TASK:
Output the material beneath this task exactly, images excluded.

DATA PROVIDED:
○ ○ ○ ○ ○

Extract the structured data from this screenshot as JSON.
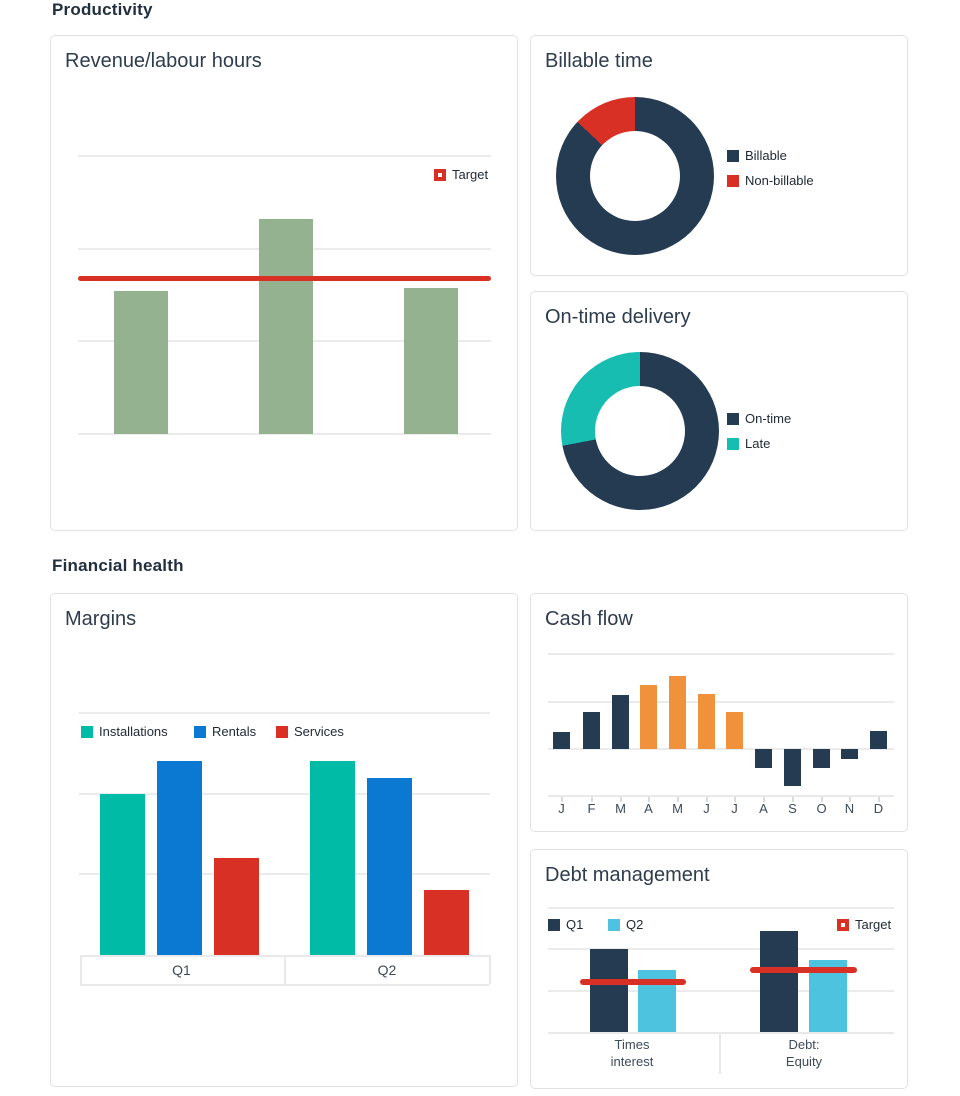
{
  "sections": [
    {
      "title": "Productivity"
    },
    {
      "title": "Financial health"
    }
  ],
  "colors": {
    "navy": "#243B52",
    "red": "#D93025",
    "sage_green": "#95B290",
    "teal_installations": "#00BCA6",
    "teal_late": "#17BDB1",
    "blue_rentals": "#0B78D2",
    "orange": "#F0913B",
    "light_blue_q2": "#4DC3E0",
    "gridline": "#EBEBEB"
  },
  "chart_data": [
    {
      "id": "revenue-labour-hours",
      "type": "bar",
      "title": "Revenue/labour hours",
      "categories": [
        "",
        "",
        ""
      ],
      "values": [
        77,
        116,
        79
      ],
      "target": 84,
      "target_label": "Target",
      "ylim": [
        0,
        150
      ],
      "gridline_values": [
        0,
        50,
        100,
        150
      ],
      "bar_color": "#95B290",
      "target_color": "#D93025",
      "legend_position": "top-right",
      "grid": true
    },
    {
      "id": "billable-time",
      "type": "pie",
      "title": "Billable time",
      "donut": true,
      "slices": [
        {
          "label": "Billable",
          "value": 87,
          "color": "#243B52"
        },
        {
          "label": "Non-billable",
          "value": 13,
          "color": "#D93025"
        }
      ],
      "legend_position": "right"
    },
    {
      "id": "on-time-delivery",
      "type": "pie",
      "title": "On-time delivery",
      "donut": true,
      "slices": [
        {
          "label": "On-time",
          "value": 72,
          "color": "#243B52"
        },
        {
          "label": "Late",
          "value": 28,
          "color": "#17BDB1"
        }
      ],
      "legend_position": "right"
    },
    {
      "id": "margins",
      "type": "bar",
      "title": "Margins",
      "categories": [
        "Q1",
        "Q2"
      ],
      "series": [
        {
          "name": "Installations",
          "color": "#00BCA6",
          "values": [
            20,
            24
          ]
        },
        {
          "name": "Rentals",
          "color": "#0B78D2",
          "values": [
            24,
            22
          ]
        },
        {
          "name": "Services",
          "color": "#D93025",
          "values": [
            12,
            8
          ]
        }
      ],
      "ylim": [
        0,
        30
      ],
      "gridline_values": [
        10,
        20,
        30
      ],
      "legend_position": "top-left",
      "grid": true
    },
    {
      "id": "cash-flow",
      "type": "bar",
      "title": "Cash flow",
      "x": [
        "J",
        "F",
        "M",
        "A",
        "M",
        "J",
        "J",
        "A",
        "S",
        "O",
        "N",
        "D"
      ],
      "values": [
        18,
        39,
        57,
        67,
        77,
        58,
        39,
        -20,
        -39,
        -20,
        -11,
        19
      ],
      "default_color": "#243B52",
      "highlight_color": "#F0913B",
      "highlight_indices": [
        3,
        4,
        5,
        6
      ],
      "ylim": [
        -50,
        100
      ],
      "gridline_values": [
        0,
        50,
        100
      ],
      "grid": true
    },
    {
      "id": "debt-management",
      "type": "bar",
      "title": "Debt management",
      "categories": [
        "Times interest",
        "Debt: Equity"
      ],
      "series": [
        {
          "name": "Q1",
          "color": "#243B52",
          "values": [
            2.0,
            2.45
          ]
        },
        {
          "name": "Q2",
          "color": "#4DC3E0",
          "values": [
            1.5,
            1.75
          ]
        }
      ],
      "targets": [
        1.2,
        1.5
      ],
      "target_label": "Target",
      "target_color": "#D93025",
      "ylim": [
        0,
        3
      ],
      "gridline_values": [
        1,
        2,
        3
      ],
      "legend_position": "top",
      "grid": true
    }
  ]
}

○ ○ ○ ○ ○

SOLUTION BELOW:
Extract the structured data from this screenshot as JSON.
{
  "sections": [
    {
      "title": "Productivity"
    },
    {
      "title": "Financial health"
    }
  ],
  "colors": {
    "navy": "#243B52",
    "red": "#D93025",
    "sage_green": "#95B290",
    "teal_installations": "#00BCA6",
    "teal_late": "#17BDB1",
    "blue_rentals": "#0B78D2",
    "orange": "#F0913B",
    "light_blue_q2": "#4DC3E0",
    "gridline": "#EBEBEB"
  },
  "chart_data": [
    {
      "id": "revenue-labour-hours",
      "type": "bar",
      "title": "Revenue/labour hours",
      "categories": [
        "",
        "",
        ""
      ],
      "values": [
        77,
        116,
        79
      ],
      "target": 84,
      "target_label": "Target",
      "ylim": [
        0,
        150
      ],
      "gridline_values": [
        0,
        50,
        100,
        150
      ],
      "bar_color": "#95B290",
      "target_color": "#D93025",
      "legend_position": "top-right",
      "grid": true
    },
    {
      "id": "billable-time",
      "type": "pie",
      "title": "Billable time",
      "donut": true,
      "slices": [
        {
          "label": "Billable",
          "value": 87,
          "color": "#243B52"
        },
        {
          "label": "Non-billable",
          "value": 13,
          "color": "#D93025"
        }
      ],
      "legend_position": "right"
    },
    {
      "id": "on-time-delivery",
      "type": "pie",
      "title": "On-time delivery",
      "donut": true,
      "slices": [
        {
          "label": "On-time",
          "value": 72,
          "color": "#243B52"
        },
        {
          "label": "Late",
          "value": 28,
          "color": "#17BDB1"
        }
      ],
      "legend_position": "right"
    },
    {
      "id": "margins",
      "type": "bar",
      "title": "Margins",
      "categories": [
        "Q1",
        "Q2"
      ],
      "series": [
        {
          "name": "Installations",
          "color": "#00BCA6",
          "values": [
            20,
            24
          ]
        },
        {
          "name": "Rentals",
          "color": "#0B78D2",
          "values": [
            24,
            22
          ]
        },
        {
          "name": "Services",
          "color": "#D93025",
          "values": [
            12,
            8
          ]
        }
      ],
      "ylim": [
        0,
        30
      ],
      "gridline_values": [
        10,
        20,
        30
      ],
      "legend_position": "top-left",
      "grid": true
    },
    {
      "id": "cash-flow",
      "type": "bar",
      "title": "Cash flow",
      "x": [
        "J",
        "F",
        "M",
        "A",
        "M",
        "J",
        "J",
        "A",
        "S",
        "O",
        "N",
        "D"
      ],
      "values": [
        18,
        39,
        57,
        67,
        77,
        58,
        39,
        -20,
        -39,
        -20,
        -11,
        19
      ],
      "default_color": "#243B52",
      "highlight_color": "#F0913B",
      "highlight_indices": [
        3,
        4,
        5,
        6
      ],
      "ylim": [
        -50,
        100
      ],
      "gridline_values": [
        0,
        50,
        100
      ],
      "grid": true
    },
    {
      "id": "debt-management",
      "type": "bar",
      "title": "Debt management",
      "categories": [
        "Times interest",
        "Debt: Equity"
      ],
      "series": [
        {
          "name": "Q1",
          "color": "#243B52",
          "values": [
            2.0,
            2.45
          ]
        },
        {
          "name": "Q2",
          "color": "#4DC3E0",
          "values": [
            1.5,
            1.75
          ]
        }
      ],
      "targets": [
        1.2,
        1.5
      ],
      "target_label": "Target",
      "target_color": "#D93025",
      "ylim": [
        0,
        3
      ],
      "gridline_values": [
        1,
        2,
        3
      ],
      "legend_position": "top",
      "grid": true
    }
  ]
}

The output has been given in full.